REQUIREMENT: Search the material for the word "Khan" and report each line where it turns up.

____ SUPPLIED DATA

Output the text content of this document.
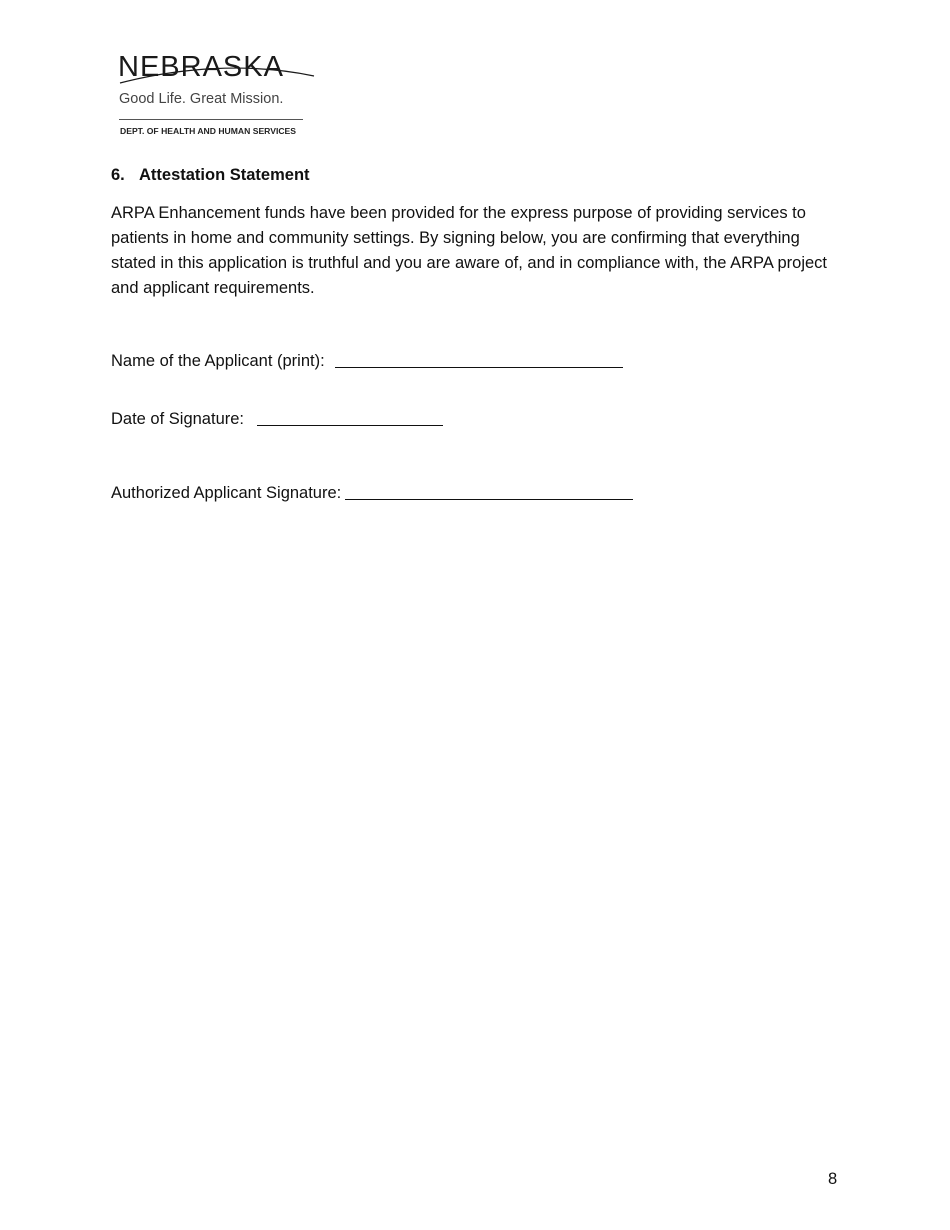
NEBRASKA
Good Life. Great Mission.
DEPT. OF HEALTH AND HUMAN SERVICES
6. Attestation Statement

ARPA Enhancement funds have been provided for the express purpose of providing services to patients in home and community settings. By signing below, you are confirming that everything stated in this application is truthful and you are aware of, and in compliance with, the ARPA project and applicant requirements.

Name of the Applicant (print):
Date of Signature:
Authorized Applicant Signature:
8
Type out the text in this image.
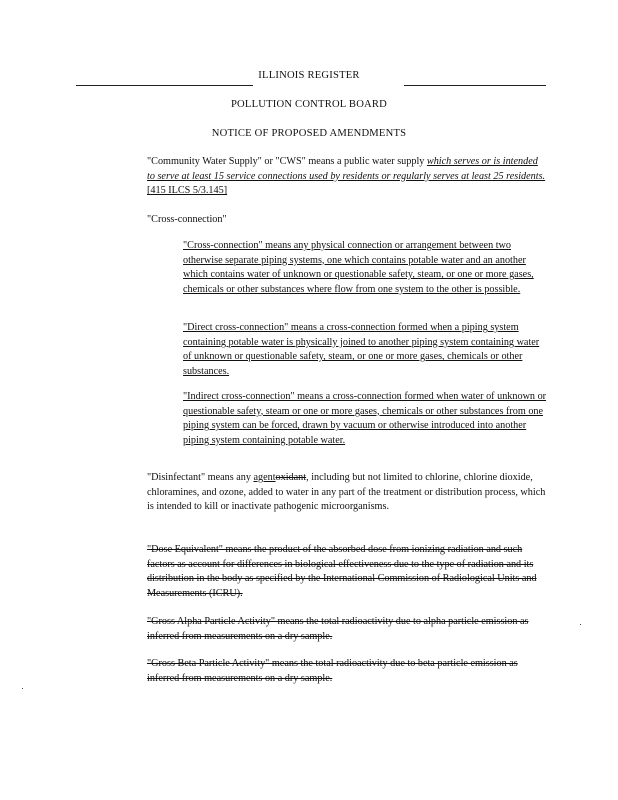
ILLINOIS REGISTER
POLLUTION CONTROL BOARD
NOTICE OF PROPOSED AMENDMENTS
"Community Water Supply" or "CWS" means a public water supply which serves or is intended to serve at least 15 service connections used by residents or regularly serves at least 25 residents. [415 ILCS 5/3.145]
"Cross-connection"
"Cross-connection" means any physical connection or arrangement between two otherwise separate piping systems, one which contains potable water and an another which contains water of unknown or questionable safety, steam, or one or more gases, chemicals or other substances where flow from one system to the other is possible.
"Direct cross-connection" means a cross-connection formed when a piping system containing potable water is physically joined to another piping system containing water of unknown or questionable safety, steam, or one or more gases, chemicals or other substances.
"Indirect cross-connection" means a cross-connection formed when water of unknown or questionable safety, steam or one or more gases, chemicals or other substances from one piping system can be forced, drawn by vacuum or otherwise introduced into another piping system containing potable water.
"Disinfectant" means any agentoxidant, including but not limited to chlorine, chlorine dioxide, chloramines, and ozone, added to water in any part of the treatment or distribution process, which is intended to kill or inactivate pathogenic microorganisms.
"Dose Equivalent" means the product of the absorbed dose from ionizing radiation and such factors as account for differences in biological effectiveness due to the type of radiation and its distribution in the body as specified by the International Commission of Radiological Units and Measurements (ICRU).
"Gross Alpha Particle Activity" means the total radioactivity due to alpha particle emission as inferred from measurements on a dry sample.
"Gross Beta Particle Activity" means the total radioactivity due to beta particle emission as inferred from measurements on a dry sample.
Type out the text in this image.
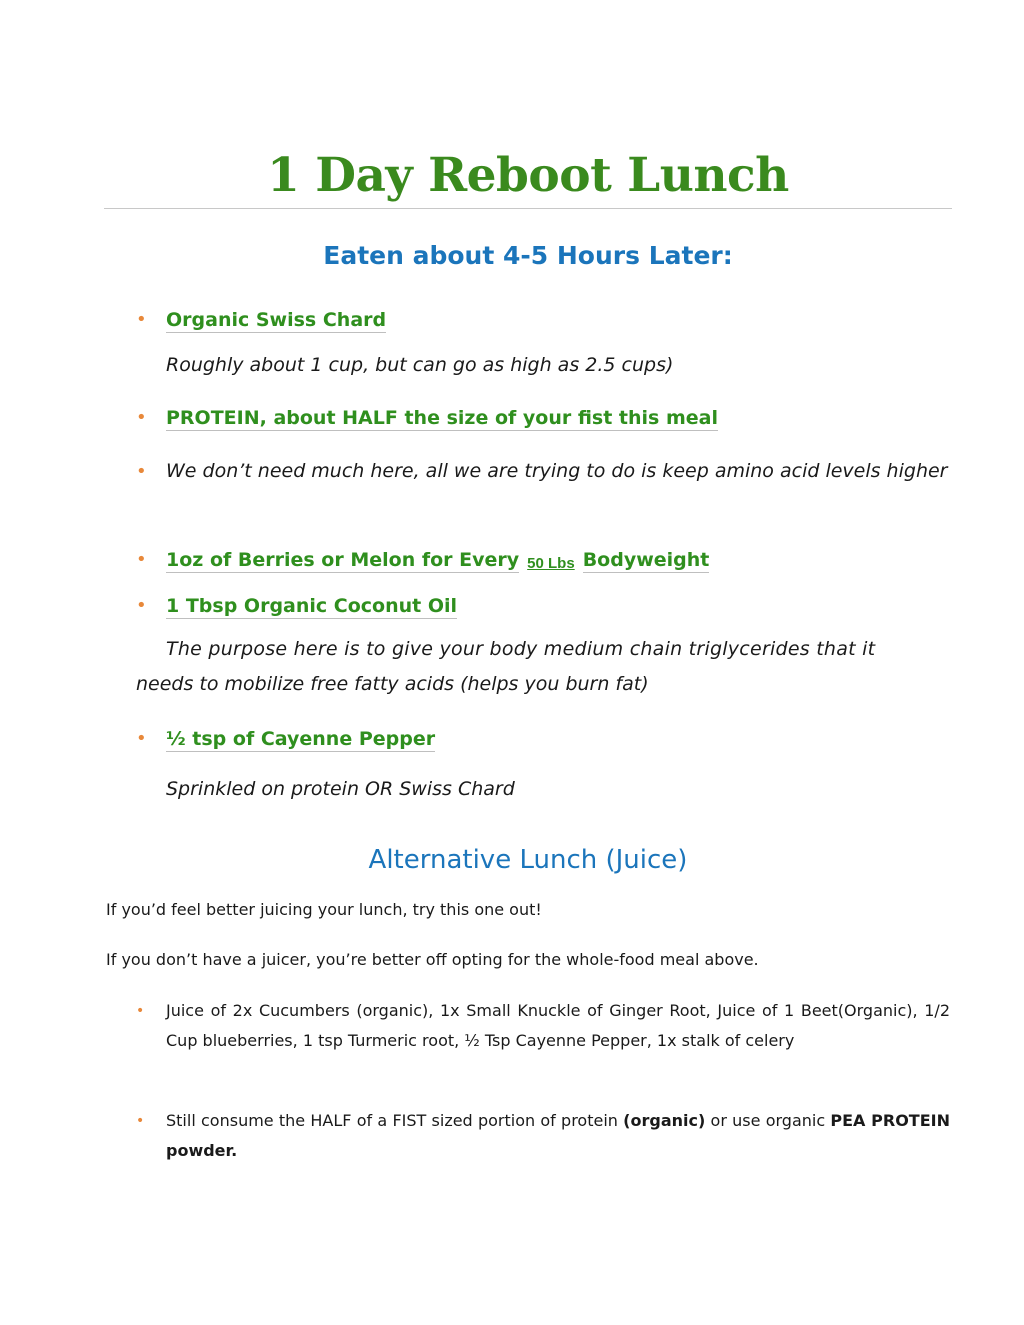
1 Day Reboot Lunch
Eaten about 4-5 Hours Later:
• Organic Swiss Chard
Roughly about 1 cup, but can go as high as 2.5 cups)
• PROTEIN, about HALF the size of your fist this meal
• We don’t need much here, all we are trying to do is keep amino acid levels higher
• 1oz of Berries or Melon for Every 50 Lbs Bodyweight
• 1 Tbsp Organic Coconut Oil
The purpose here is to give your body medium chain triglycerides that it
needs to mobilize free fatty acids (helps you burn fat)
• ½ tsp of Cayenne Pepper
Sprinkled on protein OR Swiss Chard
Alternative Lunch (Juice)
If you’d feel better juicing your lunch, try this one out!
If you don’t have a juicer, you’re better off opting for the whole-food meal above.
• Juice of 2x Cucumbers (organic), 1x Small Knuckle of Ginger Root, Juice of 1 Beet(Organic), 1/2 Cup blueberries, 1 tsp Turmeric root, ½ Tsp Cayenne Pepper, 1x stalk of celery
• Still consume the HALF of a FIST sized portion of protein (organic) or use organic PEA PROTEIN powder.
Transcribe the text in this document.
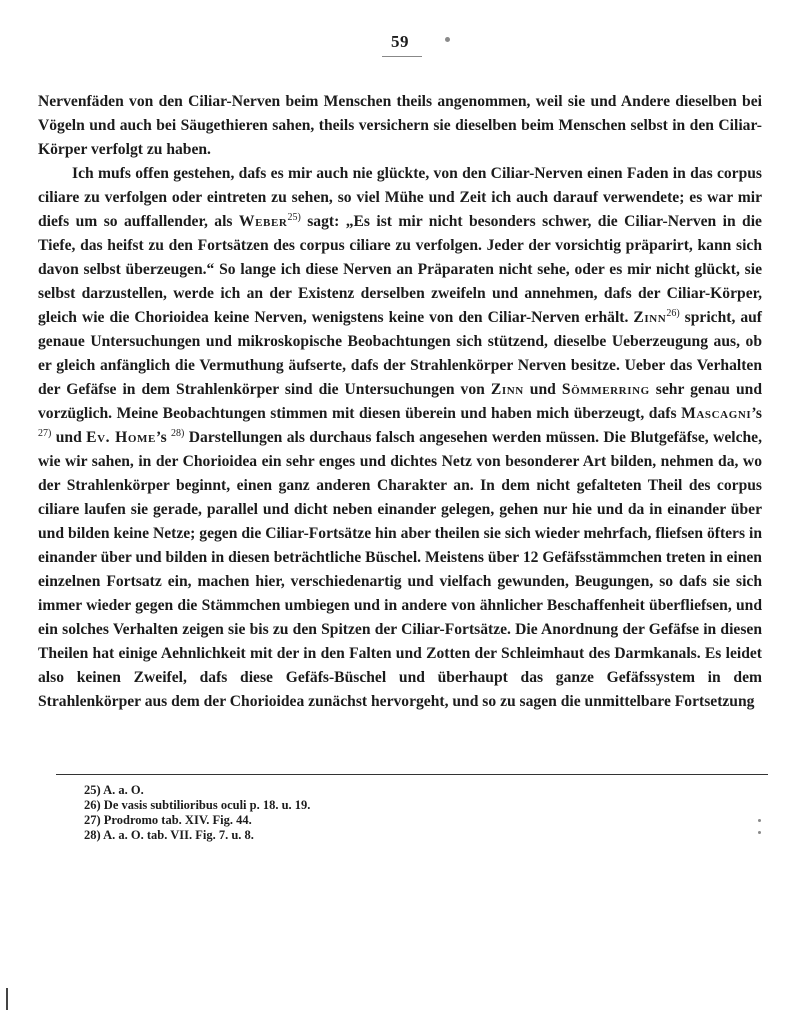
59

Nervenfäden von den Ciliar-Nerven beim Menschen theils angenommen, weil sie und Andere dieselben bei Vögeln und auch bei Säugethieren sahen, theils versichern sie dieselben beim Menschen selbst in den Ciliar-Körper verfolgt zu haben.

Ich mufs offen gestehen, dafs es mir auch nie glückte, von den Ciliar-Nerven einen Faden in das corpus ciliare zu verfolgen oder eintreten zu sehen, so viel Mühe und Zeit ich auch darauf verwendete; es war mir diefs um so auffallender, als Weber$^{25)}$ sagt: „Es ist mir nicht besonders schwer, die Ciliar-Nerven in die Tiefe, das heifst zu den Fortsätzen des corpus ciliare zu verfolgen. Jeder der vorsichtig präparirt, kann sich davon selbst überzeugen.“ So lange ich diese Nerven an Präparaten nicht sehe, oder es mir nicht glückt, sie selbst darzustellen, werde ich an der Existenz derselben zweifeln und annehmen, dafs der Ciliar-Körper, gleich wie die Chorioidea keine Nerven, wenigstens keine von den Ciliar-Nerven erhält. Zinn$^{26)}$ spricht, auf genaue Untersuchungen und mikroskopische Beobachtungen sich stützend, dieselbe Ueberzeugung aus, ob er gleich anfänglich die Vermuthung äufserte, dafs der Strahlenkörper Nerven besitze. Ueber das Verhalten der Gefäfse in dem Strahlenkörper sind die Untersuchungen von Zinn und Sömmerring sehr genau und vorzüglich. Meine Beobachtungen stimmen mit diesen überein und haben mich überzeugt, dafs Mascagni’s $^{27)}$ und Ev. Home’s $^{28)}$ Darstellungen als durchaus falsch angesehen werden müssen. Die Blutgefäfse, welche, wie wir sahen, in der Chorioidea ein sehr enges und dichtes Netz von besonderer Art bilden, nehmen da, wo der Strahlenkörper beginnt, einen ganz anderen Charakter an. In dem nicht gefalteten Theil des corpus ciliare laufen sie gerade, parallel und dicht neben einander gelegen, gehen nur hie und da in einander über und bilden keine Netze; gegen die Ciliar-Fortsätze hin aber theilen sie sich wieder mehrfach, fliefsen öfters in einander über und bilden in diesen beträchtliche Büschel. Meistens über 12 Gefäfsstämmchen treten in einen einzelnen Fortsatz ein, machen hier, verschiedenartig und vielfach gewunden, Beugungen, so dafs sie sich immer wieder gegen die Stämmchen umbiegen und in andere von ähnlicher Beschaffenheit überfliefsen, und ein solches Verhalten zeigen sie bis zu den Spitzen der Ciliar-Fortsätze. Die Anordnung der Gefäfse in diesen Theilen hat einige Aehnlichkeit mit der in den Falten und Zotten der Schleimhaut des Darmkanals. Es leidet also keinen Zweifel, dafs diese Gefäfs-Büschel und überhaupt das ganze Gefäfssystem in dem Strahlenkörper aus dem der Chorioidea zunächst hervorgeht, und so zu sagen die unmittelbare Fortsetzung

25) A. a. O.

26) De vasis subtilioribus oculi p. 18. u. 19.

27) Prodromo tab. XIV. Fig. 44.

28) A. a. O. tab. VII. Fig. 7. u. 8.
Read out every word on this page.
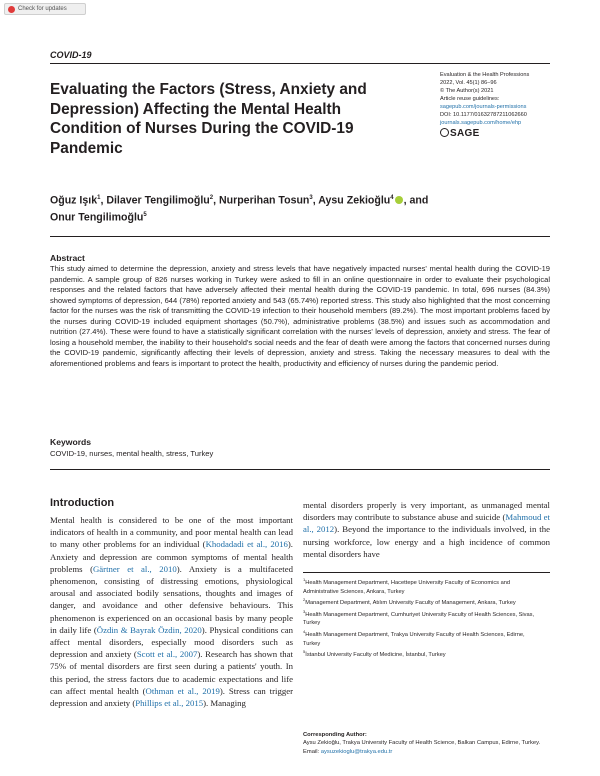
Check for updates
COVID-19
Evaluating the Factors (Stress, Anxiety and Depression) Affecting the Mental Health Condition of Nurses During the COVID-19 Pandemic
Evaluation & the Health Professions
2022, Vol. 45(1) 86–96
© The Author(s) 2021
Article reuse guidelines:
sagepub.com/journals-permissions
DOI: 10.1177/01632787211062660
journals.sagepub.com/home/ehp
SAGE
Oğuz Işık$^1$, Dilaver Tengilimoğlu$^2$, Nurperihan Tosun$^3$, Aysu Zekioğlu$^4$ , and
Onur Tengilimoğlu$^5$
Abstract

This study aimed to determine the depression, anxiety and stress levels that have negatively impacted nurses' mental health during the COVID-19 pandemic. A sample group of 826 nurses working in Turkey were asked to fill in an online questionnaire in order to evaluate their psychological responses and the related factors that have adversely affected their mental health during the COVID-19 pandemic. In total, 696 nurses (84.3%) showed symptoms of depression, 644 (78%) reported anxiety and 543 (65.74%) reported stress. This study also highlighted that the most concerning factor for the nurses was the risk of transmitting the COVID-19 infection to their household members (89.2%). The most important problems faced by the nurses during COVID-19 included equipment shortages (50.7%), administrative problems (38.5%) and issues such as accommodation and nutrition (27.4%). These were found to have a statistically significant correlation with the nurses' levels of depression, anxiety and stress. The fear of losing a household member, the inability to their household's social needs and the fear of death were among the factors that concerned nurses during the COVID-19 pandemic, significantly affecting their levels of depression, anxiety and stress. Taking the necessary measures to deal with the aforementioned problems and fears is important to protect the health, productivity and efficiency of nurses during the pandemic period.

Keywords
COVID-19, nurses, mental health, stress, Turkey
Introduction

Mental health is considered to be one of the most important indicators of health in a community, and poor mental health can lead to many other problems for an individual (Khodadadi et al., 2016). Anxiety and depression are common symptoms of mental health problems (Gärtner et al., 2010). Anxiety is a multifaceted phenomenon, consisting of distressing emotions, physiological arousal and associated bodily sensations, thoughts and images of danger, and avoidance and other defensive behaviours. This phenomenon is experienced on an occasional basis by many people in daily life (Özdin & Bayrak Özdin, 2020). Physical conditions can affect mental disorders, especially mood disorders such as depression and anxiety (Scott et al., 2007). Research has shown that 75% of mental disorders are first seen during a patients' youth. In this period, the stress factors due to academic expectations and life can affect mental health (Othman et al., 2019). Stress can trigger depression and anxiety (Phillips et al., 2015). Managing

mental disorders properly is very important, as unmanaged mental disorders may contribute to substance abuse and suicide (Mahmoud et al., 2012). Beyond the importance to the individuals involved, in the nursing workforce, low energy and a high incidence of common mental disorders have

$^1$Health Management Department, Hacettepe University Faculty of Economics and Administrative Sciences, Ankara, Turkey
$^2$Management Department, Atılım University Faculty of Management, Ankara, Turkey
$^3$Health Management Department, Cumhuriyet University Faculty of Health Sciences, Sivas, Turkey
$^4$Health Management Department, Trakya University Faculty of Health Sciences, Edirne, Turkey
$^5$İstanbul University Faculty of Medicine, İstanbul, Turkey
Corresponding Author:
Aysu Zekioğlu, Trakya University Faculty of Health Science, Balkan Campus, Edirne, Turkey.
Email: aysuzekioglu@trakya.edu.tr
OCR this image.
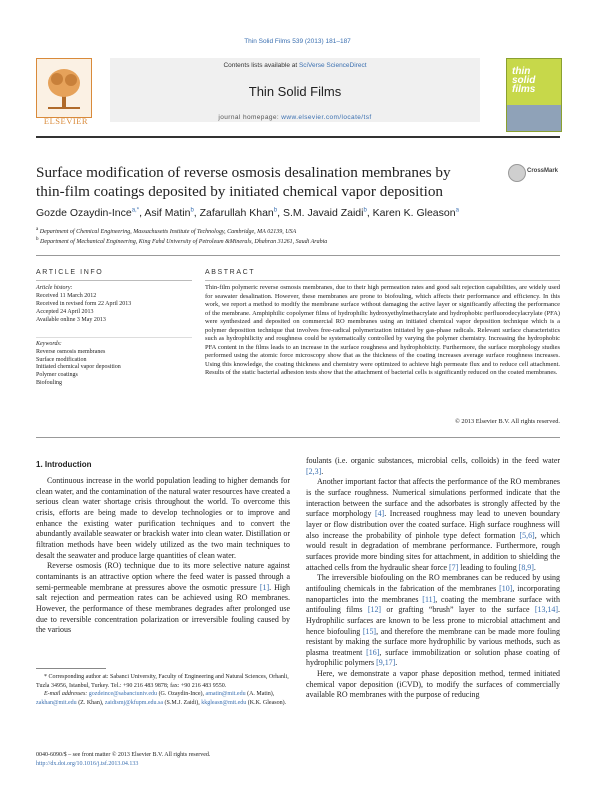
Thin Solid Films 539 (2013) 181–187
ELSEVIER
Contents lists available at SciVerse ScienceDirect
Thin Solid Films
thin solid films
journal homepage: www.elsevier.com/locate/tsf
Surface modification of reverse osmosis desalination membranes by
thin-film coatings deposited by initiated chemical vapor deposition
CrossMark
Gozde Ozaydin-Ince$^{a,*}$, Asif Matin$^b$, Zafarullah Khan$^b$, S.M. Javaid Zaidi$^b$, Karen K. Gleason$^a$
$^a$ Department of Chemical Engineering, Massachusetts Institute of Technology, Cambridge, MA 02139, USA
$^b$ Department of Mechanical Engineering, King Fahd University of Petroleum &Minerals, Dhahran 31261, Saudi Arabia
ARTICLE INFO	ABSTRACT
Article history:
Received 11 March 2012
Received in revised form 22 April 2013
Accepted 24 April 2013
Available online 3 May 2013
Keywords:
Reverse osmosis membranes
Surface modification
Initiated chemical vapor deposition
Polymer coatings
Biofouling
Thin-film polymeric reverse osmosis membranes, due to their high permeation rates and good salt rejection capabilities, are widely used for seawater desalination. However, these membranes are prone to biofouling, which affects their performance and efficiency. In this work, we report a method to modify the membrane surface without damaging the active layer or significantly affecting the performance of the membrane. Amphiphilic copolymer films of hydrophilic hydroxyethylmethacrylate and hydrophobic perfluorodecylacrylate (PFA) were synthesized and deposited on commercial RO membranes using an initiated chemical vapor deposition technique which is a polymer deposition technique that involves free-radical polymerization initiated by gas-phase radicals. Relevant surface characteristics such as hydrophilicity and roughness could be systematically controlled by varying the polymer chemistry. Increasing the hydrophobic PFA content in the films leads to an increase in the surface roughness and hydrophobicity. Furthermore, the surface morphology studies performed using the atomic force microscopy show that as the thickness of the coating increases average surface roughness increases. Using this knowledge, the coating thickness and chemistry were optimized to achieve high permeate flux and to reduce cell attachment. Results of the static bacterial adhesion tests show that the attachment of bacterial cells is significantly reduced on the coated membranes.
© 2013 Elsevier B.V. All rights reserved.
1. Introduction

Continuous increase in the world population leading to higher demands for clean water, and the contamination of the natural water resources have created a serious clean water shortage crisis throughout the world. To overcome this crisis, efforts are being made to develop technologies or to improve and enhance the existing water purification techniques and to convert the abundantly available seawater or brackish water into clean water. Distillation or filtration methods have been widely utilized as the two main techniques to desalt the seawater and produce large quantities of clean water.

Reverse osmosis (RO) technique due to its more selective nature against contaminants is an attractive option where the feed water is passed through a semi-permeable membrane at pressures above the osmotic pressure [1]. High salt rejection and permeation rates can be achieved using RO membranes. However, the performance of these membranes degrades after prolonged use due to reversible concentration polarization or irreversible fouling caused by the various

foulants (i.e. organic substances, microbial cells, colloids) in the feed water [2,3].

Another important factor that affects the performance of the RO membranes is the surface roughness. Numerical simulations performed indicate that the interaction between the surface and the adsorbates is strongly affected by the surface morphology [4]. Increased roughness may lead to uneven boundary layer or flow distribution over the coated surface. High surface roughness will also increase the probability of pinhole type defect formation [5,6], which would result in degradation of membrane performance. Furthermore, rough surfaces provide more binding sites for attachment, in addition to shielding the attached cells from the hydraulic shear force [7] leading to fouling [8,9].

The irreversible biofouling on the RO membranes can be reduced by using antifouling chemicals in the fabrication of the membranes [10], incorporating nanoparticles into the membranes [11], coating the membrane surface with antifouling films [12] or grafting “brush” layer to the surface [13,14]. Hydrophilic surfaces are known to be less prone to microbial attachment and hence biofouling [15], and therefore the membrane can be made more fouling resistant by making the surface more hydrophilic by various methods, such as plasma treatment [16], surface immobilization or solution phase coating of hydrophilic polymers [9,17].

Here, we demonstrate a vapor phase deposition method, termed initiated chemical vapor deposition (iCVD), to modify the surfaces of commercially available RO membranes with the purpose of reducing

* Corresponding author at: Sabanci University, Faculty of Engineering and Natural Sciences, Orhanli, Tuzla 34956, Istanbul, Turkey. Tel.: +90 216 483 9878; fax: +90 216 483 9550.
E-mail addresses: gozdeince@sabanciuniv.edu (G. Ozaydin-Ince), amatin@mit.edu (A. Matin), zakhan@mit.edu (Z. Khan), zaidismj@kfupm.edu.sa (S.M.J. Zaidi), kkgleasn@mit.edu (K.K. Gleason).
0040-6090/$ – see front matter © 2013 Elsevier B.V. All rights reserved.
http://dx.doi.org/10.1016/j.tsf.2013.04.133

________

ANSWER BOX:
Gozde Ozaydin-Ince$^{a,*}$, Asif Matin$^b$, Zafarullah Khan$^b$, S.M. Javaid Zaidi$^b$, Karen K. Gleason$^a$
E-mail addresses: gozdeince@sabanciuniv.edu (G. Ozaydin-Ince), amatin@mit.edu (A. Matin), zakhan@mit.edu (Z. Khan), zaidismj@kfupm.edu.sa (S.M.J. Zaidi), kkgleasn@mit.edu (K.K. Gleason).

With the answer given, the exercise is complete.